▶ _Set task_
Spot each line in the records below where the word "lumotlar" occurs, then copy it.

Stored records
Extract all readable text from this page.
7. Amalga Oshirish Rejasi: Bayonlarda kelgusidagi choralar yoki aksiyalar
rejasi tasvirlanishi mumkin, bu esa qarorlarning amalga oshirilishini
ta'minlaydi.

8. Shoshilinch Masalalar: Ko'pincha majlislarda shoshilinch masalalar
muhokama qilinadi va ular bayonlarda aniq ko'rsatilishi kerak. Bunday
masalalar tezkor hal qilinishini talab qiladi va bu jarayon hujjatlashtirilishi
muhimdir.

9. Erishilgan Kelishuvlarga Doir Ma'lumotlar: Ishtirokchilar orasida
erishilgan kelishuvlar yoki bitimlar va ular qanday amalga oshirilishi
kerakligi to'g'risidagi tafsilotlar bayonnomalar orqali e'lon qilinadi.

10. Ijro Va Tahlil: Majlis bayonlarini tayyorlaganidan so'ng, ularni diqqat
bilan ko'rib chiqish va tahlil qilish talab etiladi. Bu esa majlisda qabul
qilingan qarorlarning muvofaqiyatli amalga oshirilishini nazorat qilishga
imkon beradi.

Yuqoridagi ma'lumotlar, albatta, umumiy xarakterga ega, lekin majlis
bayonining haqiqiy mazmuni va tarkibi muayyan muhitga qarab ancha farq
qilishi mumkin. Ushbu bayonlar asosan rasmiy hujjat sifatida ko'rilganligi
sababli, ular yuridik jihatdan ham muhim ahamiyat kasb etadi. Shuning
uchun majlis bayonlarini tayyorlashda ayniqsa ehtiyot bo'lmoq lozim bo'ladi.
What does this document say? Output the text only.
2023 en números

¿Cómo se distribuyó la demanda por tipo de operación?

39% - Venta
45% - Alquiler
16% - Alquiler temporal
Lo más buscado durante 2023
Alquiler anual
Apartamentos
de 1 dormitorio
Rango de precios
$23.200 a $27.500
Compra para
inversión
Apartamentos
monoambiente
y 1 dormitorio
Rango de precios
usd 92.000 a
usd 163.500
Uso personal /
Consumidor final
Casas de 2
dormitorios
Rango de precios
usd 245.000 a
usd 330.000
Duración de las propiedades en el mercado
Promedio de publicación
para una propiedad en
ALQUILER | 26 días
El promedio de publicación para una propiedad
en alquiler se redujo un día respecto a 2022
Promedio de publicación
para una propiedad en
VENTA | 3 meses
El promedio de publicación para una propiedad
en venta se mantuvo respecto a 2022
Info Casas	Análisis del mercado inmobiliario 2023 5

▶ _Answer to the exercise_
9. Erishilgan Kelishuvlarga Doir Ma'lumotlar: Ishtirokchilar orasida
Yuqoridagi ma'lumotlar, albatta, umumiy xarakterga ega, lekin majlis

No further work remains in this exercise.